►

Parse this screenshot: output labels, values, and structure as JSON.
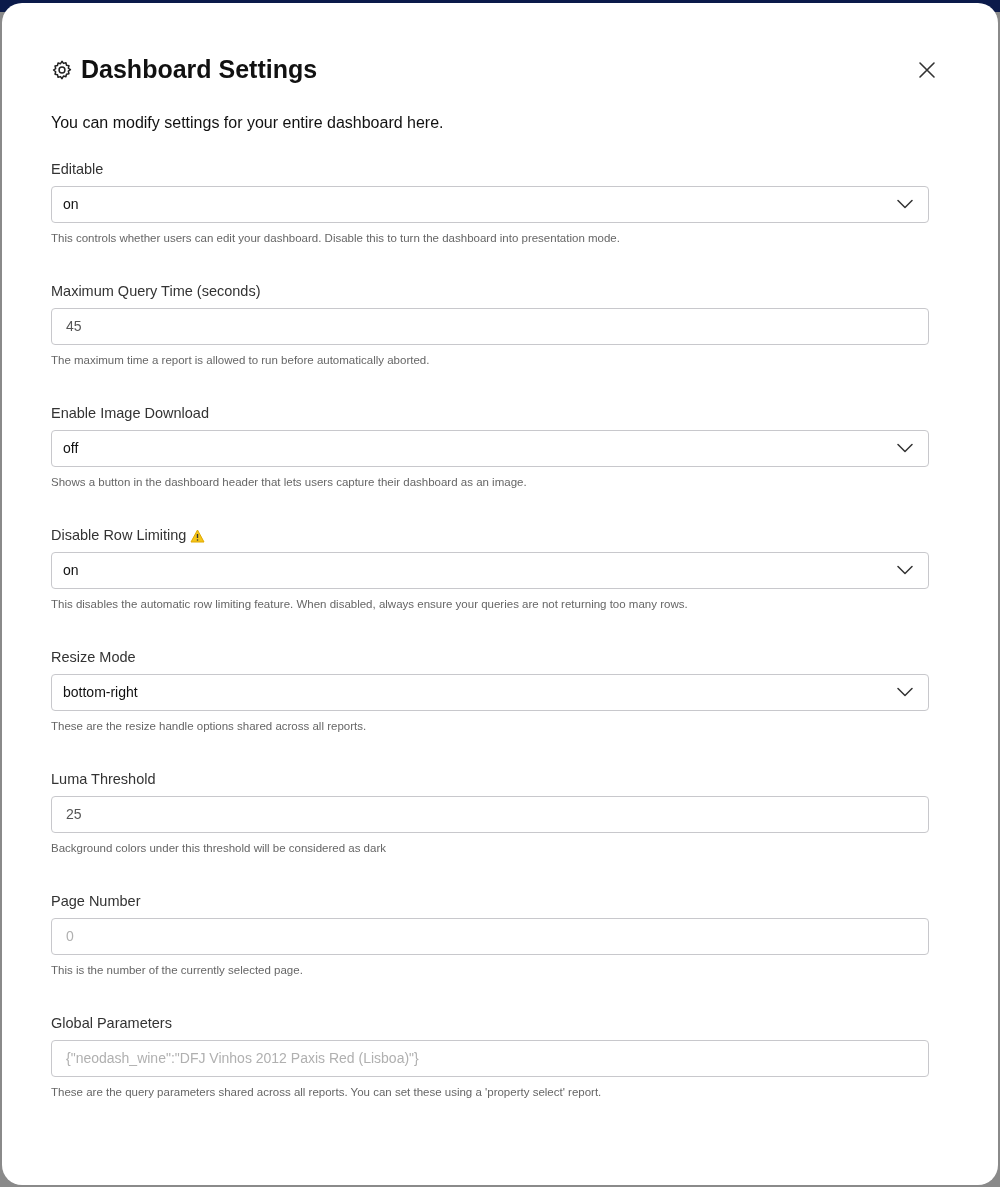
{
  "dialog": {
    "title": "Dashboard Settings",
    "description": "You can modify settings for your entire dashboard here."
  },
  "settings": [
    {
      "label": "Editable",
      "kind": "select",
      "value": "on",
      "help": "This controls whether users can edit your dashboard. Disable this to turn the dashboard into presentation mode."
    },
    {
      "label": "Maximum Query Time (seconds)",
      "kind": "input",
      "value": "45",
      "disabled": false,
      "help": "The maximum time a report is allowed to run before automatically aborted."
    },
    {
      "label": "Enable Image Download",
      "kind": "select",
      "value": "off",
      "help": "Shows a button in the dashboard header that lets users capture their dashboard as an image."
    },
    {
      "label": "Disable Row Limiting",
      "kind": "select",
      "value": "on",
      "warning": true,
      "help": "This disables the automatic row limiting feature. When disabled, always ensure your queries are not returning too many rows."
    },
    {
      "label": "Resize Mode",
      "kind": "select",
      "value": "bottom-right",
      "help": "These are the resize handle options shared across all reports."
    },
    {
      "label": "Luma Threshold",
      "kind": "input",
      "value": "25",
      "disabled": false,
      "help": "Background colors under this threshold will be considered as dark"
    },
    {
      "label": "Page Number",
      "kind": "input",
      "value": "0",
      "disabled": true,
      "help": "This is the number of the currently selected page."
    },
    {
      "label": "Global Parameters",
      "kind": "input",
      "value": "{\"neodash_wine\":\"DFJ Vinhos 2012 Paxis Red (Lisboa)\"}",
      "disabled": true,
      "help": "These are the query parameters shared across all reports. You can set these using a 'property select' report."
    }
  ]
}
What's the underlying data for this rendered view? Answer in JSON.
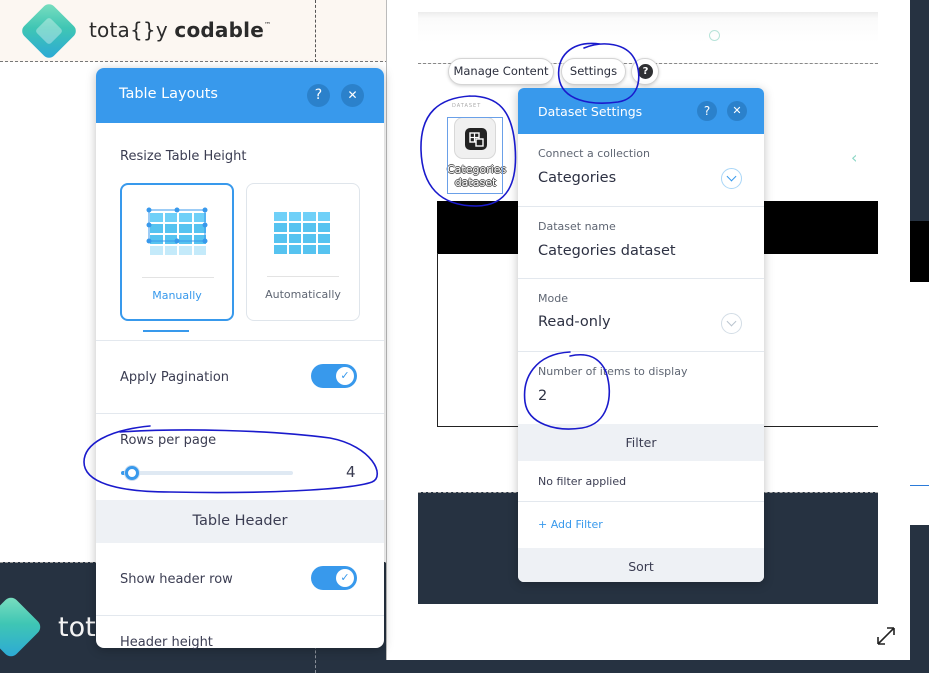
{
  "site": {
    "logo_text_pre": "tota{}y ",
    "logo_text_bold": "codable",
    "logo_tm": "™",
    "footer_text": "tot"
  },
  "editor_toolbar": {
    "manage_content": "Manage Content",
    "settings": "Settings",
    "help": "?"
  },
  "dataset_chip": {
    "tag": "DATASET",
    "label_line1": "Categories",
    "label_line2": "dataset",
    "icon": "dataset-table-icon"
  },
  "table_layouts": {
    "title": "Table Layouts",
    "help": "?",
    "close": "✕",
    "resize_label": "Resize Table Height",
    "option_manual": "Manually",
    "option_auto": "Automatically",
    "selected_option": "Manually",
    "pagination_label": "Apply Pagination",
    "pagination_on": true,
    "rows_per_page_label": "Rows per page",
    "rows_per_page_value": "4",
    "rows_per_page_fraction": 0.05,
    "table_header_section": "Table Header",
    "show_header_label": "Show header row",
    "show_header_on": true,
    "header_height_label": "Header height"
  },
  "dataset_settings": {
    "title": "Dataset Settings",
    "help": "?",
    "close": "✕",
    "collection_label": "Connect a collection",
    "collection_value": "Categories",
    "name_label": "Dataset name",
    "name_value": "Categories dataset",
    "mode_label": "Mode",
    "mode_value": "Read-only",
    "items_label": "Number of items to display",
    "items_value": "2",
    "filter_section": "Filter",
    "no_filter": "No filter applied",
    "add_filter": "+ Add Filter",
    "sort_section": "Sort"
  },
  "colors": {
    "accent": "#3899ec",
    "header_dark": "#2b81cb",
    "site_dark": "#263241",
    "annotation": "#1a1acc"
  }
}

◄

◆ Challenge ◆
List all lines from the entries that include the word "JSON".

◆ Result of the task ◆
Parse this screenshot: output labels, values, and structure as JSON.
What's the underlying data for this rendered view? Answer in JSON.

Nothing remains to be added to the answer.